— Start Source data —

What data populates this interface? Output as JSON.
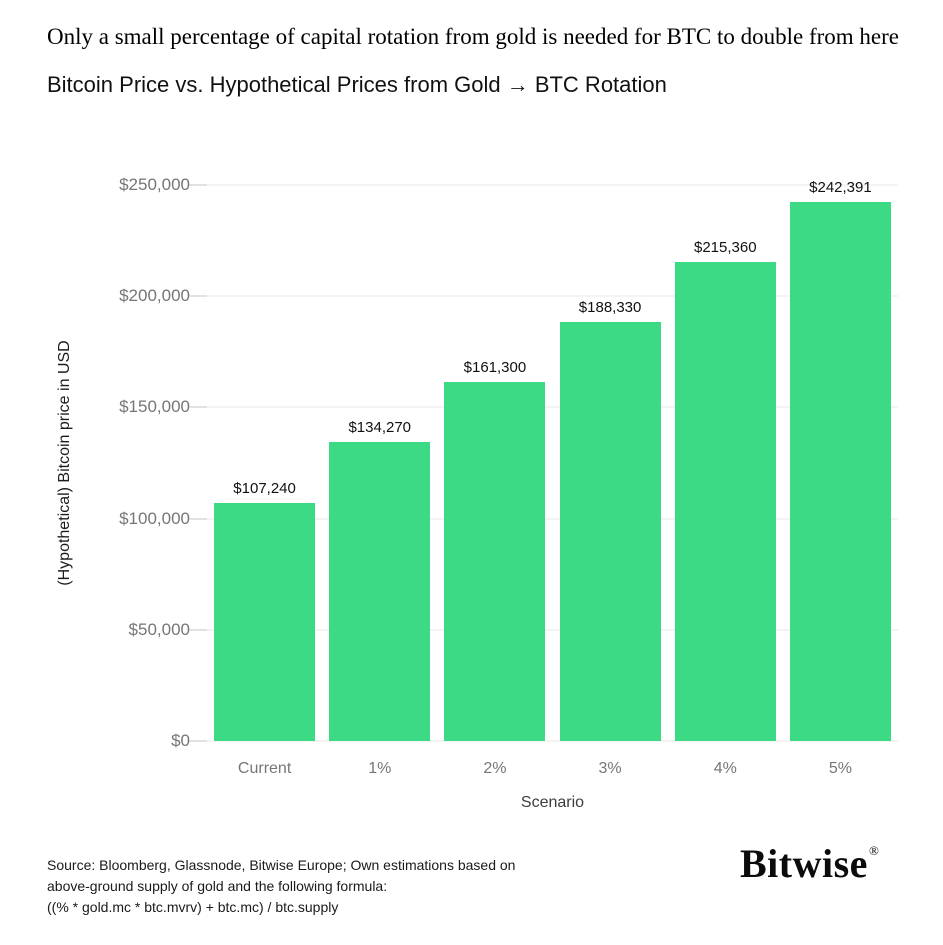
{
  "header": {
    "kicker": "Only a small percentage of capital rotation from gold is needed for BTC to double from here",
    "title": "Bitcoin Price vs. Hypothetical Prices from Gold → BTC Rotation"
  },
  "chart_data": {
    "type": "bar",
    "title": "Bitcoin Price vs. Hypothetical Prices from Gold → BTC Rotation",
    "categories": [
      "Current",
      "1%",
      "2%",
      "3%",
      "4%",
      "5%"
    ],
    "values": [
      107240,
      134270,
      161300,
      188330,
      215360,
      242391
    ],
    "bar_labels": [
      "$107,240",
      "$134,270",
      "$161,300",
      "$188,330",
      "$215,360",
      "$242,391"
    ],
    "xlabel": "Scenario",
    "ylabel": "(Hypothetical) Bitcoin price in USD",
    "ylim": [
      0,
      250000
    ],
    "yticks": [
      {
        "value": 0,
        "label": "$0"
      },
      {
        "value": 50000,
        "label": "$50,000"
      },
      {
        "value": 100000,
        "label": "$100,000"
      },
      {
        "value": 150000,
        "label": "$150,000"
      },
      {
        "value": 200000,
        "label": "$200,000"
      },
      {
        "value": 250000,
        "label": "$250,000"
      }
    ],
    "grid": "horizontal",
    "legend_position": "none",
    "bar_color": "#3dda86"
  },
  "colors": {
    "bar": "#3dda86",
    "gridline": "#e9e9e9",
    "tick": "#c4c4c4",
    "axis_tick_text": "#767676",
    "text": "#111111"
  },
  "footer": {
    "source_lines": [
      "Source: Bloomberg, Glassnode, Bitwise Europe; Own estimations based on",
      "above-ground supply of gold and the following formula:",
      "((% * gold.mc * btc.mvrv) + btc.mc) / btc.supply"
    ],
    "logo_text": "Bitwise",
    "logo_mark": "®"
  }
}
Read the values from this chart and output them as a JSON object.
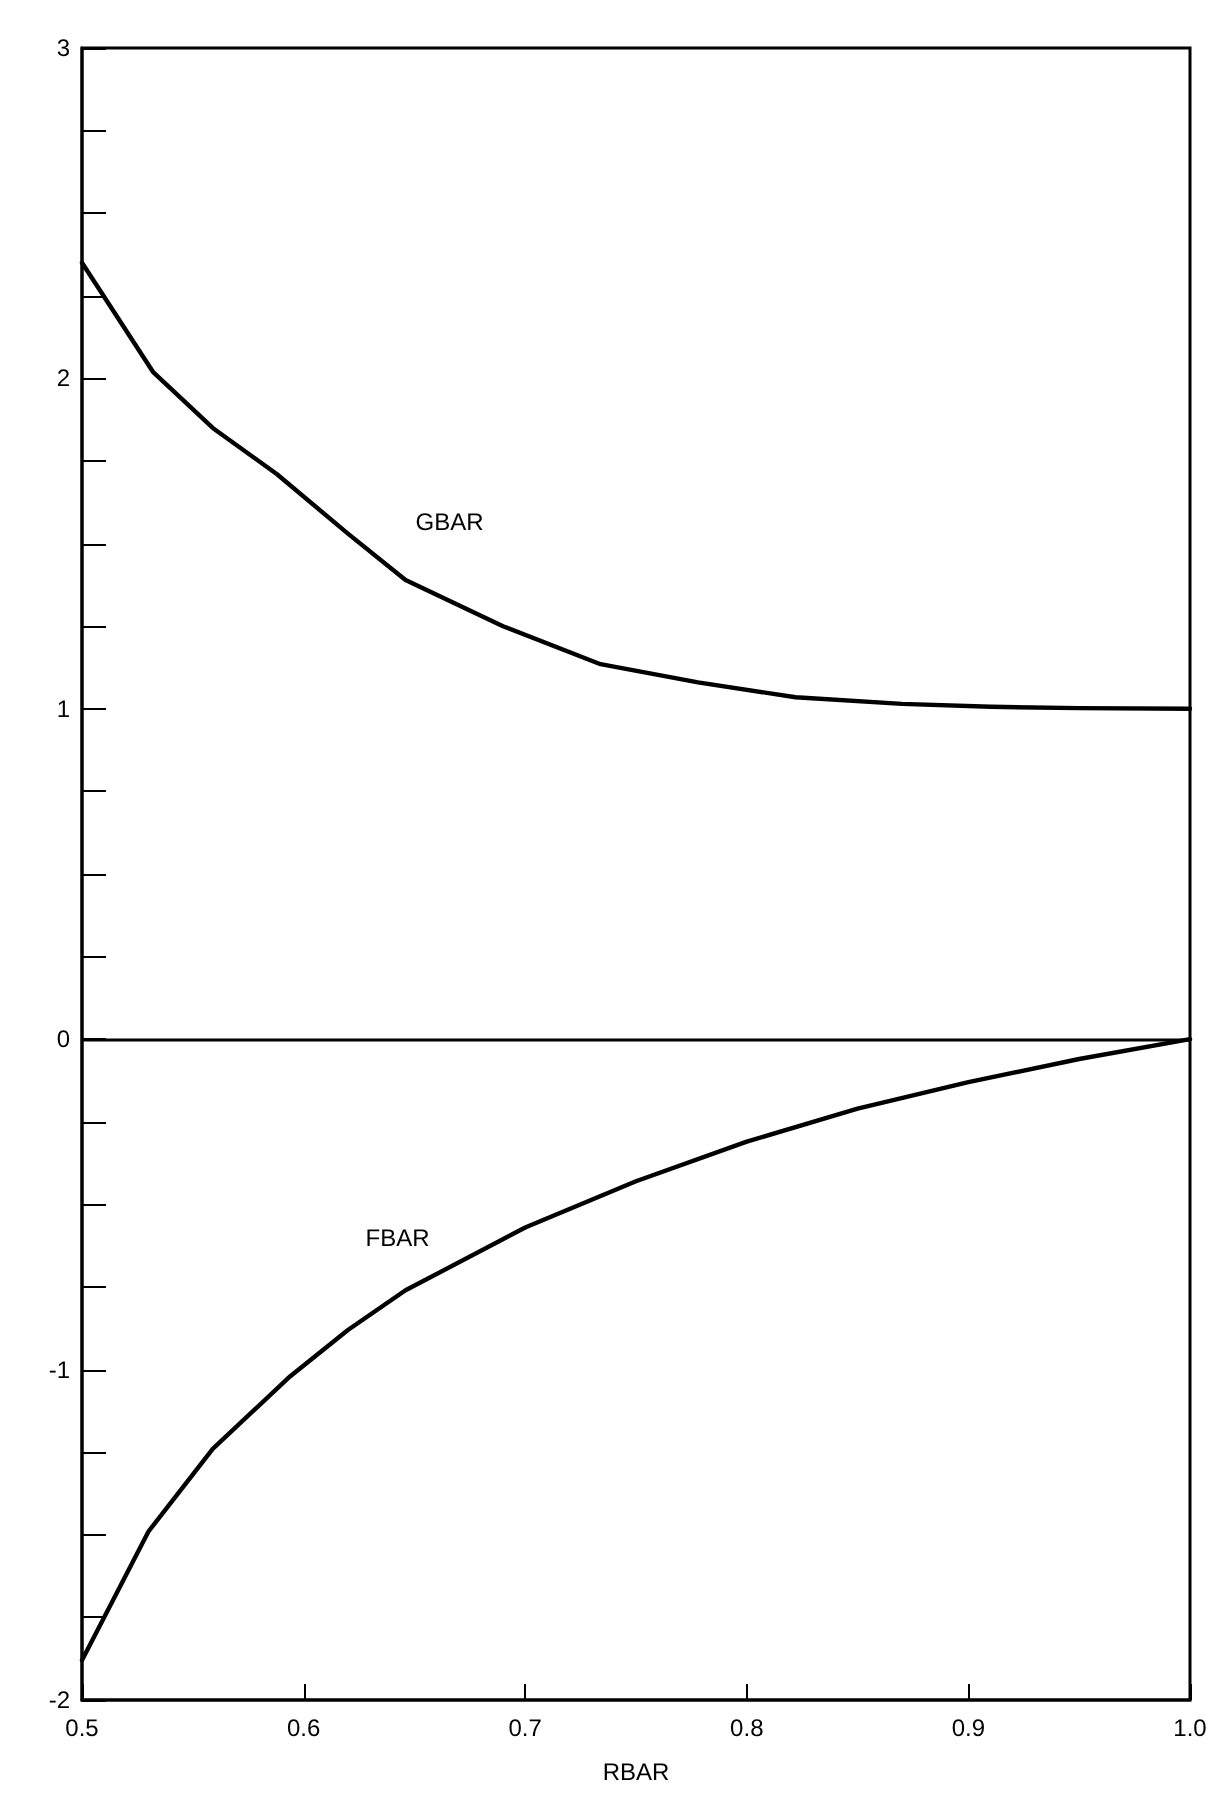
{
  "chart_data": {
    "type": "line",
    "xlabel": "RBAR",
    "xlim": [
      0.5,
      1.0
    ],
    "xticks": [
      0.5,
      0.6,
      0.7,
      0.8,
      0.9,
      {
        "value": 1.0,
        "label": "1.0"
      }
    ],
    "ylim": [
      -2,
      3
    ],
    "yticks": [
      -2,
      {
        "value": -1.75,
        "label": null
      },
      {
        "value": -1.5,
        "label": null
      },
      {
        "value": -1.25,
        "label": null
      },
      -1,
      {
        "value": -0.75,
        "label": null
      },
      {
        "value": -0.5,
        "label": null
      },
      {
        "value": -0.25,
        "label": null
      },
      0,
      {
        "value": 0.25,
        "label": null
      },
      {
        "value": 0.5,
        "label": null
      },
      {
        "value": 0.75,
        "label": null
      },
      1,
      {
        "value": 1.25,
        "label": null
      },
      {
        "value": 1.5,
        "label": null
      },
      {
        "value": 1.75,
        "label": null
      },
      2,
      {
        "value": 2.25,
        "label": null
      },
      {
        "value": 2.5,
        "label": null
      },
      {
        "value": 2.75,
        "label": null
      },
      3
    ],
    "grid": false,
    "legend": false,
    "marker": "none",
    "line_style": "solid",
    "ref_lines": [
      {
        "axis": "y",
        "value": 0,
        "color": "#000000"
      }
    ],
    "series": [
      {
        "name": "GBAR",
        "color": "#000000",
        "x": [
          0.5,
          0.532,
          0.559,
          0.588,
          0.62,
          0.646,
          0.69,
          0.734,
          0.778,
          0.822,
          0.87,
          0.91,
          0.95,
          1.0
        ],
        "values": [
          2.35,
          2.02,
          1.85,
          1.71,
          1.53,
          1.39,
          1.25,
          1.135,
          1.08,
          1.035,
          1.015,
          1.006,
          1.002,
          1.0
        ]
      },
      {
        "name": "FBAR",
        "color": "#000000",
        "x": [
          0.5,
          0.53,
          0.559,
          0.594,
          0.62,
          0.646,
          0.7,
          0.75,
          0.8,
          0.85,
          0.9,
          0.95,
          1.0
        ],
        "values": [
          -1.88,
          -1.49,
          -1.24,
          -1.02,
          -0.88,
          -0.76,
          -0.57,
          -0.43,
          -0.31,
          -0.21,
          -0.13,
          -0.06,
          0
        ]
      }
    ]
  }
}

— End Source data —

== Requirement ==
Collect, from the material above, every line containing the word "JSON".

== Answer for this exercise ==
What data populates this interface? Output as JSON.
Read the values from this chart and output them as a JSON object.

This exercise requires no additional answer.